**Text shown:**
□ □ □ □ □ □ □
@disable

[Ali Çehreli]

Jesse Phillips wrote:
 >> Even the keyword 'auto' is C's defunct 'auto' in C++0x (and I strongly
 >> belive also in D); just because "automatic variable" and "automatically
 >> typed" both start with "auto". :)
 >>
 >> Ali
 >
 > If I'm not mistaken (surely I am), D's auto keyword is the same as C's.

C's auto is about lifetimes (storage duration). 'auto' makes function 
local variables and parameters automatically terminated upon exit from 
functions.

Since that's the default in C (and C++), 'auto' is redundant there. 
That's why the keyword has been reused by C++0x to mean "infer the type".

 > But D has type inference so we just state the storage class and not 
the type.
 >
 > http://www.digitalmars.com/d/2.0/declaration.html#AutoDeclaration

It is news to me that the following works without 'auto':

struct S
{
     int i;

     this(int i)
     {
         this.i = i;
     }
}

void main()
□ □ □ □ □ □ □
**Data section:**
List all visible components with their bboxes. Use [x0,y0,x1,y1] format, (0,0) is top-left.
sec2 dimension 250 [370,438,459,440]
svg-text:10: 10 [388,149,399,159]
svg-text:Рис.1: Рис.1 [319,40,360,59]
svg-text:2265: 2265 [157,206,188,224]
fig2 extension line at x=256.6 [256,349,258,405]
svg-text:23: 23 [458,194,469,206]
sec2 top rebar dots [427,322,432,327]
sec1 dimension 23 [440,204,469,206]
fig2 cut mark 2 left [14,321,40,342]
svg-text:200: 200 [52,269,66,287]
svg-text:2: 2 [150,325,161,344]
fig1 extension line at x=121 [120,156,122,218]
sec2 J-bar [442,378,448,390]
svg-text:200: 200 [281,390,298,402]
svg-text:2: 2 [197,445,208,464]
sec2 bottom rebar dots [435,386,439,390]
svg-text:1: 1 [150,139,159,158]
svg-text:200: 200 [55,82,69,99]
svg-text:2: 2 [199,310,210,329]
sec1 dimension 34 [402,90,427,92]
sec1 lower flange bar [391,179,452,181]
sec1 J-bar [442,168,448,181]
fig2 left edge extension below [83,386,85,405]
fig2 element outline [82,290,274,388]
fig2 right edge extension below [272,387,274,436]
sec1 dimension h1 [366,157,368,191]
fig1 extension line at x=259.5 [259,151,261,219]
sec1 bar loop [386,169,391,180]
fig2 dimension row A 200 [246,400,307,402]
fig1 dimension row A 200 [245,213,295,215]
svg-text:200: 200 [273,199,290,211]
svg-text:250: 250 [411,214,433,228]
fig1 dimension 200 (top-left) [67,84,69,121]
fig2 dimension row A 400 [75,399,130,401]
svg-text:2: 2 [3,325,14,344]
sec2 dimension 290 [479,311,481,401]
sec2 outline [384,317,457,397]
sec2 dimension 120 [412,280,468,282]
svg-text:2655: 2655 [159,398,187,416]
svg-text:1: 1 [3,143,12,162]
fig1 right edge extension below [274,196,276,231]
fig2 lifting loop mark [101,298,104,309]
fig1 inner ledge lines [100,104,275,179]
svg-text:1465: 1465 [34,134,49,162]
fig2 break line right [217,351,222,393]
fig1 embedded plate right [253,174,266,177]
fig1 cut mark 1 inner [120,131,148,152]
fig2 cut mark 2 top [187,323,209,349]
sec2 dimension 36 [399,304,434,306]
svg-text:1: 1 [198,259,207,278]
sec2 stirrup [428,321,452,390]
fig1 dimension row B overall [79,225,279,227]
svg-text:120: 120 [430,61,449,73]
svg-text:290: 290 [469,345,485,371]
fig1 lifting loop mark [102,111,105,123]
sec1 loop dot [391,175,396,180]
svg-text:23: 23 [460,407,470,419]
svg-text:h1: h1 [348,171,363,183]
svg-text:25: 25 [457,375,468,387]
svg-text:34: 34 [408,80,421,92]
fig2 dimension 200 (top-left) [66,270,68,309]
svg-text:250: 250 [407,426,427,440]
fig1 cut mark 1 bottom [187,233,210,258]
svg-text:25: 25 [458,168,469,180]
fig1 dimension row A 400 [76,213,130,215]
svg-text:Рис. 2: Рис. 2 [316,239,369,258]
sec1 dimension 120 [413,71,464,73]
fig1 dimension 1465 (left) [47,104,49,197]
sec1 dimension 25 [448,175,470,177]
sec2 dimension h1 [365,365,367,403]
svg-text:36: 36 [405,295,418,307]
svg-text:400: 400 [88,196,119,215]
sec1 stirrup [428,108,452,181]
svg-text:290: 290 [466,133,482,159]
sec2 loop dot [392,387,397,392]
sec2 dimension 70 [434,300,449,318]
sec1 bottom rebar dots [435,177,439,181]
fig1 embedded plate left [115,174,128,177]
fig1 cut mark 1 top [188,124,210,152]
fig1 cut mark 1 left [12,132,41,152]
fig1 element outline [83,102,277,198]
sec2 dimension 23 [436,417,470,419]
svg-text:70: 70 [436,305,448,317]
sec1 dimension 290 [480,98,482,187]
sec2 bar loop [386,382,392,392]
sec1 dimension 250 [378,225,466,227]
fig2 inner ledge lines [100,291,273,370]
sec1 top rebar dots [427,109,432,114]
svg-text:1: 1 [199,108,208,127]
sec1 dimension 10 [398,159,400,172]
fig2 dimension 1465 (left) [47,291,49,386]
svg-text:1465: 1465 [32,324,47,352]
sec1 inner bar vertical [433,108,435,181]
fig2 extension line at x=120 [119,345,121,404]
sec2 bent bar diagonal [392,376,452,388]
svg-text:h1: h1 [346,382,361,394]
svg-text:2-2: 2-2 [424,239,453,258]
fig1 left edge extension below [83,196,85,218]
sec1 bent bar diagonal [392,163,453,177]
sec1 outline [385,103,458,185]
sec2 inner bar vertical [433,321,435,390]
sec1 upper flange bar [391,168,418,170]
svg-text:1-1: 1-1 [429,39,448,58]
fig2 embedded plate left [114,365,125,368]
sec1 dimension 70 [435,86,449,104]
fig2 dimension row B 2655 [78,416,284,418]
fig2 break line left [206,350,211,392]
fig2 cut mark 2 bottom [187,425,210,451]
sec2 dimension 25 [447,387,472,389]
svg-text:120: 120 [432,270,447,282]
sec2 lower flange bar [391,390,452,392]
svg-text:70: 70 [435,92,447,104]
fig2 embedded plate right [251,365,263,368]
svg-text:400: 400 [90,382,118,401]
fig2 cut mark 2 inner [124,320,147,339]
□ □ □ □ □ □ □
**Directions for this task:** Continue the forum post on the D 'auto' keyword from where it stops.

**Task answer:**
{
     const c = S(42);   // <-- no 'auto' needed
}

Now I realize that 'auto' is for when we want type inference for mutable 
variables because this doesn't work:

     c = S(42);   // <-- compiler ERROR

So we have to use a keyword:

     auto c = S(42);
     ++c.i;

If I understand it correctly, 'auto' serves as the nonexistent 'mutable' 
keyword in this case.

I think to be consistent, I will continue using 'auto' even for when a 
storage class is specified:

     const auto c = S(42);  // works too

For me, that gives 'auto' a single meaning: "the inferred type".

Do I get it right? :)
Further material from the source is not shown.